» Collection entries
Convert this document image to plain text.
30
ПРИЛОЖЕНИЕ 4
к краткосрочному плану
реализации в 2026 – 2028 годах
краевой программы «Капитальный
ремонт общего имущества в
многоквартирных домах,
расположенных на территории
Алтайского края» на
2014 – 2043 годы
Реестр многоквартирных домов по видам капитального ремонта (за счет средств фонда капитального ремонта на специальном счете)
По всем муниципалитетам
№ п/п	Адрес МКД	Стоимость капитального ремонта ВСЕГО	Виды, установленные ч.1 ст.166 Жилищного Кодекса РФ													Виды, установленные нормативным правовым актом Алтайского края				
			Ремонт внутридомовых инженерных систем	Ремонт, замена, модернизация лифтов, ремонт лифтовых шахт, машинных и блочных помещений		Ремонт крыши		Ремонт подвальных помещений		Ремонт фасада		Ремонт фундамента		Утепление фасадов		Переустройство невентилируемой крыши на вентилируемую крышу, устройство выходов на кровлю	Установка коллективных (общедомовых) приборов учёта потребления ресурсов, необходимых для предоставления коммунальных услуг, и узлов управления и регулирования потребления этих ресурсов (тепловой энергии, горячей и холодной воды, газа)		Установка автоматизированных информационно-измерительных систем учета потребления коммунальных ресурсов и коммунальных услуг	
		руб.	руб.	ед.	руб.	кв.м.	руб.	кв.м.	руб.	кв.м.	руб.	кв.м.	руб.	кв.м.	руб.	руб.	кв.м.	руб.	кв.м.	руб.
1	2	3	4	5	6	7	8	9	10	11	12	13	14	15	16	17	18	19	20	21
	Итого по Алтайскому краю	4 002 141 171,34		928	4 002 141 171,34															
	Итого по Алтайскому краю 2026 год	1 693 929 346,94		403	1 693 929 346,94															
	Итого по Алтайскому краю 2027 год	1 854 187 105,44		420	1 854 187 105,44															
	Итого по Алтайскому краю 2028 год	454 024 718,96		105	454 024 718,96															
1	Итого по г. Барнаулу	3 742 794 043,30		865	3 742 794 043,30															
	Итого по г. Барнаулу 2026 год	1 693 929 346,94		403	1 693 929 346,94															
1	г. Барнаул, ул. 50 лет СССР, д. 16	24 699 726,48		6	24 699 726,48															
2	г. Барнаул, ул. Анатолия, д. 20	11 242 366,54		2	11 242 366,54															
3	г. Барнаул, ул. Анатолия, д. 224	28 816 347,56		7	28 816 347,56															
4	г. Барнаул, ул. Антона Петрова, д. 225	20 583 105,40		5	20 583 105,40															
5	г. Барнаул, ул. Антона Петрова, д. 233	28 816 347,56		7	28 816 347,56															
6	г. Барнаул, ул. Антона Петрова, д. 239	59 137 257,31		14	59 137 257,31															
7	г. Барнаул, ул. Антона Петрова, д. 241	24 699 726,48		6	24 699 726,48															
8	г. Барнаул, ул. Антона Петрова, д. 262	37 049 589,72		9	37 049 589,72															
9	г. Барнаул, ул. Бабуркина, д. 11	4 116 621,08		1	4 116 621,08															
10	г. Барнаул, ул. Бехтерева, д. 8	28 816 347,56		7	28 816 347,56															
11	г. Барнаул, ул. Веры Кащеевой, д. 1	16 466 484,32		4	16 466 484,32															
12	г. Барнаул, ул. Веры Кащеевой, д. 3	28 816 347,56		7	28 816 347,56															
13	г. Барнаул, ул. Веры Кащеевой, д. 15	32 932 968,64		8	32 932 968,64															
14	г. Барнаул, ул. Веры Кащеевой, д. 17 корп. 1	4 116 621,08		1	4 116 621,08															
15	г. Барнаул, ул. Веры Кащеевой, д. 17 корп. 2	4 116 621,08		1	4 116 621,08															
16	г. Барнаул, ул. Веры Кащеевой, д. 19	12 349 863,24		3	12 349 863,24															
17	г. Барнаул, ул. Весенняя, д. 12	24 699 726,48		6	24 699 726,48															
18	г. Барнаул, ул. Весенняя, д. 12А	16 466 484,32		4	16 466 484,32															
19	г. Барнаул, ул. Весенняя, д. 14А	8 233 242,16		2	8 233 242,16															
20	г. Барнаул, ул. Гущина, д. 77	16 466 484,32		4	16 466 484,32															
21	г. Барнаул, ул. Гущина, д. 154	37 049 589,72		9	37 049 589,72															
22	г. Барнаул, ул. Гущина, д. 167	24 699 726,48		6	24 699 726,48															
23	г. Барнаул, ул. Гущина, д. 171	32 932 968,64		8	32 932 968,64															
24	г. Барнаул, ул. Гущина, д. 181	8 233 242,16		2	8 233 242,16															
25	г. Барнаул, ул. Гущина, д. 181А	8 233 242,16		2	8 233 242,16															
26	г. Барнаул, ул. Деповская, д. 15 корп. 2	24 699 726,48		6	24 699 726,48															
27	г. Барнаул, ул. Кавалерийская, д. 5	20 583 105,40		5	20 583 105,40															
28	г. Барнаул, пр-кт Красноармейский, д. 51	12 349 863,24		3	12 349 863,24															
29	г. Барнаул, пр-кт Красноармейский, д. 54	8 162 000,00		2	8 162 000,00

» Job
How many lines of these entries hold the string "корп"? Answer with the number alone.

» Solution
3